Instructions to follow: Report every line in the listing that contains the string "ylabel".

[Figure dataset records]
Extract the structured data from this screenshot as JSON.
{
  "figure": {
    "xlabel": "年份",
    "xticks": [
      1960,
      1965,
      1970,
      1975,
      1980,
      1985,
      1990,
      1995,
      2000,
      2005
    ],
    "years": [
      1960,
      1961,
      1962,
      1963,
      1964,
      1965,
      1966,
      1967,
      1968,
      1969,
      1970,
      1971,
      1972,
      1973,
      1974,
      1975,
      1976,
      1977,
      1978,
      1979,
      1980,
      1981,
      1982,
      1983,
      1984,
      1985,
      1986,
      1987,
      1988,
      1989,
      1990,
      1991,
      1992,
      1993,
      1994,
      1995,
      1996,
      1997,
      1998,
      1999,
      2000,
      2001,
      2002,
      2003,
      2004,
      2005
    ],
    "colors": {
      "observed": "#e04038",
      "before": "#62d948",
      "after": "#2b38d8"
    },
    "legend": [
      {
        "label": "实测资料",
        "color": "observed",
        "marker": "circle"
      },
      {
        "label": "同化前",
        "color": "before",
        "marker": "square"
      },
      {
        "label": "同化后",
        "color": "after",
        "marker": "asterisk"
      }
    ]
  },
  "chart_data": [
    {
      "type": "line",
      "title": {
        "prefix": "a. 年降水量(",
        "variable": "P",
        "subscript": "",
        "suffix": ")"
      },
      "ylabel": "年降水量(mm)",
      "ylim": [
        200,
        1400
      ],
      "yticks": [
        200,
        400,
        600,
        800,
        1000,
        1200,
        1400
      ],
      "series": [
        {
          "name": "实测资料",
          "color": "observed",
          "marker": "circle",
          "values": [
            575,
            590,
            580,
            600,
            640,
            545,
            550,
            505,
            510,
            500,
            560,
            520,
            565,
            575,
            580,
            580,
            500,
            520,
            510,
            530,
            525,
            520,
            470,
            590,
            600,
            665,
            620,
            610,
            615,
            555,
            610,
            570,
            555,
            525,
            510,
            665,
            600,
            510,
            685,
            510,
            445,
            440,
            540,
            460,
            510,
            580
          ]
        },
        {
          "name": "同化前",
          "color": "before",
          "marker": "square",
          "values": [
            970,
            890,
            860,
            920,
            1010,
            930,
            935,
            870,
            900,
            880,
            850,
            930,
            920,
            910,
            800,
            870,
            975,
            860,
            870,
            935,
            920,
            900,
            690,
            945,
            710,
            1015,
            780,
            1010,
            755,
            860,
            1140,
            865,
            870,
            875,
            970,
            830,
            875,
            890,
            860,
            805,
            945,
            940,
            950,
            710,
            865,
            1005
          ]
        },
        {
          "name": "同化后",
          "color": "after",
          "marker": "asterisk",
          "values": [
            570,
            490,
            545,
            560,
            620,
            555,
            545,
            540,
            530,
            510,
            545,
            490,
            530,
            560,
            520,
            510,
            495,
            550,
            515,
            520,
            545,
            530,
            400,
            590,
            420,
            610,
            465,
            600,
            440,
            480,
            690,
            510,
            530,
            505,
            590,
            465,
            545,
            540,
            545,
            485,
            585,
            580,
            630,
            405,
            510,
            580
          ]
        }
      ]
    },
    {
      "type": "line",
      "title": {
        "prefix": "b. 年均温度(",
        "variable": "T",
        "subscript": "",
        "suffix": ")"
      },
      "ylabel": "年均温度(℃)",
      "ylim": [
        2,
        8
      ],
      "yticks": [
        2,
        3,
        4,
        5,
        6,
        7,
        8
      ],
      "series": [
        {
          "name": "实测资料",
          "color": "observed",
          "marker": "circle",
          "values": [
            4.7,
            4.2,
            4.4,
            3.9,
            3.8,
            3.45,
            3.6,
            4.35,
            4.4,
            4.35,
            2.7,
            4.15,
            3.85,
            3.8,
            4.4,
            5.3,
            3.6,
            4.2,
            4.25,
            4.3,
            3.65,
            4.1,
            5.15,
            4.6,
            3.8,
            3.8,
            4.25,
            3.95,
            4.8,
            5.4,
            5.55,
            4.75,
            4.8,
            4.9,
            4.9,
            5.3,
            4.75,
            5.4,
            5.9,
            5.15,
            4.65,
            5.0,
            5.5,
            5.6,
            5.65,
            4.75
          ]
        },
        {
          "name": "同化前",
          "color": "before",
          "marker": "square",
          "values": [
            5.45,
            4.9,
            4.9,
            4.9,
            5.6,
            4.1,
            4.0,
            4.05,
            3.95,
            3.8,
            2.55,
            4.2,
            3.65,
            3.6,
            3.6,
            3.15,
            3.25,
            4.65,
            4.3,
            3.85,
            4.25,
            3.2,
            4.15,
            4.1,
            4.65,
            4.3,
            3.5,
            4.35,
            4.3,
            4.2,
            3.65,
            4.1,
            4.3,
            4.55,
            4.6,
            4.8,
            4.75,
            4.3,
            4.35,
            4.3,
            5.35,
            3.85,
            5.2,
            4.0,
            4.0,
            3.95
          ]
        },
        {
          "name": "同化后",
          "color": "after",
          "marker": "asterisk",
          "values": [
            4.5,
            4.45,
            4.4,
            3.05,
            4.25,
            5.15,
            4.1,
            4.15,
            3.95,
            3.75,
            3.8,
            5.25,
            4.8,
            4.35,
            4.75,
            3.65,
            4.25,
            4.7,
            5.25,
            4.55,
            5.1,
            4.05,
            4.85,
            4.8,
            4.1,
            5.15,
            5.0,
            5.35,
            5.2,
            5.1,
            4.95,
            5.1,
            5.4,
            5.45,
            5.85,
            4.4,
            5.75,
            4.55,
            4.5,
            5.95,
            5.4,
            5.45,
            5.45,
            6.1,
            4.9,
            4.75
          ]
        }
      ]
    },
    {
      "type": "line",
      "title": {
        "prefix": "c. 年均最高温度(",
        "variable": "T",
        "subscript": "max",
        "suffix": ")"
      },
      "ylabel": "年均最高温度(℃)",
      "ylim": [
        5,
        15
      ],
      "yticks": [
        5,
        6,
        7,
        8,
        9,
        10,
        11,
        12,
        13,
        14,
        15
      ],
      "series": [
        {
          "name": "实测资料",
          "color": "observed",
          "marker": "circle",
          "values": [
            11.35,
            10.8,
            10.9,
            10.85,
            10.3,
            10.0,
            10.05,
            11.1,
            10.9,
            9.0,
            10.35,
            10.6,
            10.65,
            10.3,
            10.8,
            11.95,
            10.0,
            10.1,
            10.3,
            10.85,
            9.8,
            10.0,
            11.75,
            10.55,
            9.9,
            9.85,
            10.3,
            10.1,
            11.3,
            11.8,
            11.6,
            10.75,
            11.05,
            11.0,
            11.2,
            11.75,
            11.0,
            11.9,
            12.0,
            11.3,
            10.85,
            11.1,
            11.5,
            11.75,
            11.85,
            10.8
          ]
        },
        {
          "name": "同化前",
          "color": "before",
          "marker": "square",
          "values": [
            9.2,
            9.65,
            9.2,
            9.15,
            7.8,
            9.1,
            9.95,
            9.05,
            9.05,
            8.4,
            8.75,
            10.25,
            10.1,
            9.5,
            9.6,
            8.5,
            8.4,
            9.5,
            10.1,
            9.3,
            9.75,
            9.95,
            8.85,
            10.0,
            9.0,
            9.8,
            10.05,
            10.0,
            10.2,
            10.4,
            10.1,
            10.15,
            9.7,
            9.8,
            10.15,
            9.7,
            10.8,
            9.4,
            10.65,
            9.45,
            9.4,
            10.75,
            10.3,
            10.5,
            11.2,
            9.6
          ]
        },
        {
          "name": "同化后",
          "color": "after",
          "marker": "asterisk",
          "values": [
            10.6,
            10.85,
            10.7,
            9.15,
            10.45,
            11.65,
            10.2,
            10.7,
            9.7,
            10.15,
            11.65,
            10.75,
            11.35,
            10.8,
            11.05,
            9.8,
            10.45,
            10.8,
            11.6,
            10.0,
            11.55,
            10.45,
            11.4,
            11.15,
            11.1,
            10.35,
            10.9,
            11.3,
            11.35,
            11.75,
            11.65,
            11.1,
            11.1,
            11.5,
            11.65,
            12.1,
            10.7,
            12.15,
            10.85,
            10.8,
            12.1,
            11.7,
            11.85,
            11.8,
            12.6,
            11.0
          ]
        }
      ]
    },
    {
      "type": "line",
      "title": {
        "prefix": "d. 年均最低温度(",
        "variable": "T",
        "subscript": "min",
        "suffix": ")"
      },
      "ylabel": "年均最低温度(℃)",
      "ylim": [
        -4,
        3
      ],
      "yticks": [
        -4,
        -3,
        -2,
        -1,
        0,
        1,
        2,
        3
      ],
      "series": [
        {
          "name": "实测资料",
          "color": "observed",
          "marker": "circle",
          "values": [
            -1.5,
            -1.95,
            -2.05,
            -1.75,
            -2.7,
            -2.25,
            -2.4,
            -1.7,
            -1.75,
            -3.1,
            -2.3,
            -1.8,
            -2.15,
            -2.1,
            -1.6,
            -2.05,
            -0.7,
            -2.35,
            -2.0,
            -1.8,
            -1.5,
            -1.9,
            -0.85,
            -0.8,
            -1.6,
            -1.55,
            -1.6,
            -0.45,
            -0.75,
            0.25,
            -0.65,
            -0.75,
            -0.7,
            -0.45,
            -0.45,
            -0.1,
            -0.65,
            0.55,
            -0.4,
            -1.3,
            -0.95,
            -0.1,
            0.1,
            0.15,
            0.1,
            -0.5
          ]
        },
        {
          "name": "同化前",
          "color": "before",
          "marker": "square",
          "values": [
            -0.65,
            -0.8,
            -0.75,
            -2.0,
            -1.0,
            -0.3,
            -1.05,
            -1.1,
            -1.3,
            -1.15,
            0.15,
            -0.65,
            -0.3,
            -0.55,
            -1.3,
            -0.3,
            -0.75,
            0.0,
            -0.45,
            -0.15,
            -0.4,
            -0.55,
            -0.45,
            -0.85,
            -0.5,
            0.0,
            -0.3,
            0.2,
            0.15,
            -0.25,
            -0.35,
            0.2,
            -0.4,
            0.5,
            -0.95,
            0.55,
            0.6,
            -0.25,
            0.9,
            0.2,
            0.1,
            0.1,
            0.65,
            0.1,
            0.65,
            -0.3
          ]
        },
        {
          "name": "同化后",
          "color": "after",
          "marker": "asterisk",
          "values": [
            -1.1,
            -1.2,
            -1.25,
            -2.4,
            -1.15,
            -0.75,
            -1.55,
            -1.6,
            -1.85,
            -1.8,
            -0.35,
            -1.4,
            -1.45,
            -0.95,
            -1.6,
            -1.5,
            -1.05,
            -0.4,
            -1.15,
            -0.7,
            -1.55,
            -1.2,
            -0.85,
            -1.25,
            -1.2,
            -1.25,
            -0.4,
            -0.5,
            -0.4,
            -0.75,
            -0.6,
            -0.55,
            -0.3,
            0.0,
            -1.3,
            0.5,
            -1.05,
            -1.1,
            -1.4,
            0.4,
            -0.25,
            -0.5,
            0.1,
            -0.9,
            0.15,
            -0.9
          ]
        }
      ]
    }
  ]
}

Completed task:
      "ylabel": "年降水量(mm)",
      "ylabel": "年均温度(℃)",
      "ylabel": "年均最高温度(℃)",
      "ylabel": "年均最低温度(℃)",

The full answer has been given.